Your task is to copy the material exactly.
---------- Recorded information ----------
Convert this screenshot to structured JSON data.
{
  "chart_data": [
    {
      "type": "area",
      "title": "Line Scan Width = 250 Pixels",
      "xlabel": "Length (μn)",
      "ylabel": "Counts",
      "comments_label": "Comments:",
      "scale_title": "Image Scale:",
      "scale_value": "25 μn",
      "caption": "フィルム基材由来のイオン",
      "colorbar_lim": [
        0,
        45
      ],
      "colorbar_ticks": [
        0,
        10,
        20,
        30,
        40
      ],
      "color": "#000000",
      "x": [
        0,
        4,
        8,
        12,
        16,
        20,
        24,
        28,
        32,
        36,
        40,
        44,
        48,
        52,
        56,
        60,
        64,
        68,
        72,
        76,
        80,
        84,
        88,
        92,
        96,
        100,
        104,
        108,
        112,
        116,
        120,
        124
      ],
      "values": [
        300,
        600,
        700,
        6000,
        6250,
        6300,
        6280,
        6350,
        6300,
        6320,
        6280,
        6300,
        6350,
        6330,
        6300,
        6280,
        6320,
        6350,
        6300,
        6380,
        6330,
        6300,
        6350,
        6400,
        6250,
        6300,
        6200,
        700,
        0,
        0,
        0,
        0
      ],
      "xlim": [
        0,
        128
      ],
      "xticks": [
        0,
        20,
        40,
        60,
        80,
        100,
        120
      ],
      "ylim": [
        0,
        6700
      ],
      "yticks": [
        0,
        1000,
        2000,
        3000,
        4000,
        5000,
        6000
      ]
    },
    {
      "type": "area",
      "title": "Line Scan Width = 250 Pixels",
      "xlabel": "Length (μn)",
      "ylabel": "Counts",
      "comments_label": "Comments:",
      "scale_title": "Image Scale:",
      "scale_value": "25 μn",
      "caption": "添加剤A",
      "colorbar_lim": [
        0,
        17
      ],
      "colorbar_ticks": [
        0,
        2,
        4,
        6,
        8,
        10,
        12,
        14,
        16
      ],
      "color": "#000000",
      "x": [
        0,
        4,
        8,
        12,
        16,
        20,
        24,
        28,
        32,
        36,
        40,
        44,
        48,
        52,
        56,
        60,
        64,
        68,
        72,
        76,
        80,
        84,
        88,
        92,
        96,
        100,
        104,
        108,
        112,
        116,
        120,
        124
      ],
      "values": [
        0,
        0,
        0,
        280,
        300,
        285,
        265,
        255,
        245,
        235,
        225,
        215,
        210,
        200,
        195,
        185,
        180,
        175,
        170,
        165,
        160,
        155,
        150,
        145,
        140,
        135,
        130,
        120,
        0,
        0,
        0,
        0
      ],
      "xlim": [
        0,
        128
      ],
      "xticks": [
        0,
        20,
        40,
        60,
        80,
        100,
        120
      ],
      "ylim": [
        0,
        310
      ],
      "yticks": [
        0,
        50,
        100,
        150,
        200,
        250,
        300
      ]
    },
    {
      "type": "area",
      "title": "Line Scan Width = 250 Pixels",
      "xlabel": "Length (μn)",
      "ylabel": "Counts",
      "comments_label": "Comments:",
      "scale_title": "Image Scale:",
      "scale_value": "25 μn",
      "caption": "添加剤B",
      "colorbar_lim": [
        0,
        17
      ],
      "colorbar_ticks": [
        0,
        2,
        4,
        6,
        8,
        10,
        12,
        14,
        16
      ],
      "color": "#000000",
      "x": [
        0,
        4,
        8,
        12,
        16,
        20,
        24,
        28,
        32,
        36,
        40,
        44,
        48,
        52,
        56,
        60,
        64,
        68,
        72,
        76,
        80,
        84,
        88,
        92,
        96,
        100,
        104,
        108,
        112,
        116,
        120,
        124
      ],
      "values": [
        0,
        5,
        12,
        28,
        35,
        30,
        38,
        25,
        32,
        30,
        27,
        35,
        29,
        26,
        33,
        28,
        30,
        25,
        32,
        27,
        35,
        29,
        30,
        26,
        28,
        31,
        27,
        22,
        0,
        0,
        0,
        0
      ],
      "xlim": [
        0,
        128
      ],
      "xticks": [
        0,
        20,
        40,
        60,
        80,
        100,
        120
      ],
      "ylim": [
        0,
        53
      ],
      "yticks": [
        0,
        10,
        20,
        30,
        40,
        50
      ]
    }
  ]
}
----------
◆ **Response below**
Convert this screenshot to structured JSON data.
{
  "chart_data": [
    {
      "type": "area",
      "title": "Line Scan Width = 250 Pixels",
      "xlabel": "Length (μn)",
      "ylabel": "Counts",
      "comments_label": "Comments:",
      "scale_title": "Image Scale:",
      "scale_value": "25 μn",
      "caption": "フィルム基材由来のイオン",
      "colorbar_lim": [
        0,
        45
      ],
      "colorbar_ticks": [
        0,
        10,
        20,
        30,
        40
      ],
      "color": "#000000",
      "x": [
        0,
        4,
        8,
        12,
        16,
        20,
        24,
        28,
        32,
        36,
        40,
        44,
        48,
        52,
        56,
        60,
        64,
        68,
        72,
        76,
        80,
        84,
        88,
        92,
        96,
        100,
        104,
        108,
        112,
        116,
        120,
        124
      ],
      "values": [
        300,
        600,
        700,
        6000,
        6250,
        6300,
        6280,
        6350,
        6300,
        6320,
        6280,
        6300,
        6350,
        6330,
        6300,
        6280,
        6320,
        6350,
        6300,
        6380,
        6330,
        6300,
        6350,
        6400,
        6250,
        6300,
        6200,
        700,
        0,
        0,
        0,
        0
      ],
      "xlim": [
        0,
        128
      ],
      "xticks": [
        0,
        20,
        40,
        60,
        80,
        100,
        120
      ],
      "ylim": [
        0,
        6700
      ],
      "yticks": [
        0,
        1000,
        2000,
        3000,
        4000,
        5000,
        6000
      ]
    },
    {
      "type": "area",
      "title": "Line Scan Width = 250 Pixels",
      "xlabel": "Length (μn)",
      "ylabel": "Counts",
      "comments_label": "Comments:",
      "scale_title": "Image Scale:",
      "scale_value": "25 μn",
      "caption": "添加剤A",
      "colorbar_lim": [
        0,
        17
      ],
      "colorbar_ticks": [
        0,
        2,
        4,
        6,
        8,
        10,
        12,
        14,
        16
      ],
      "color": "#000000",
      "x": [
        0,
        4,
        8,
        12,
        16,
        20,
        24,
        28,
        32,
        36,
        40,
        44,
        48,
        52,
        56,
        60,
        64,
        68,
        72,
        76,
        80,
        84,
        88,
        92,
        96,
        100,
        104,
        108,
        112,
        116,
        120,
        124
      ],
      "values": [
        0,
        0,
        0,
        280,
        300,
        285,
        265,
        255,
        245,
        235,
        225,
        215,
        210,
        200,
        195,
        185,
        180,
        175,
        170,
        165,
        160,
        155,
        150,
        145,
        140,
        135,
        130,
        120,
        0,
        0,
        0,
        0
      ],
      "xlim": [
        0,
        128
      ],
      "xticks": [
        0,
        20,
        40,
        60,
        80,
        100,
        120
      ],
      "ylim": [
        0,
        310
      ],
      "yticks": [
        0,
        50,
        100,
        150,
        200,
        250,
        300
      ]
    },
    {
      "type": "area",
      "title": "Line Scan Width = 250 Pixels",
      "xlabel": "Length (μn)",
      "ylabel": "Counts",
      "comments_label": "Comments:",
      "scale_title": "Image Scale:",
      "scale_value": "25 μn",
      "caption": "添加剤B",
      "colorbar_lim": [
        0,
        17
      ],
      "colorbar_ticks": [
        0,
        2,
        4,
        6,
        8,
        10,
        12,
        14,
        16
      ],
      "color": "#000000",
      "x": [
        0,
        4,
        8,
        12,
        16,
        20,
        24,
        28,
        32,
        36,
        40,
        44,
        48,
        52,
        56,
        60,
        64,
        68,
        72,
        76,
        80,
        84,
        88,
        92,
        96,
        100,
        104,
        108,
        112,
        116,
        120,
        124
      ],
      "values": [
        0,
        5,
        12,
        28,
        35,
        30,
        38,
        25,
        32,
        30,
        27,
        35,
        29,
        26,
        33,
        28,
        30,
        25,
        32,
        27,
        35,
        29,
        30,
        26,
        28,
        31,
        27,
        22,
        0,
        0,
        0,
        0
      ],
      "xlim": [
        0,
        128
      ],
      "xticks": [
        0,
        20,
        40,
        60,
        80,
        100,
        120
      ],
      "ylim": [
        0,
        53
      ],
      "yticks": [
        0,
        10,
        20,
        30,
        40,
        50
      ]
    }
  ]
}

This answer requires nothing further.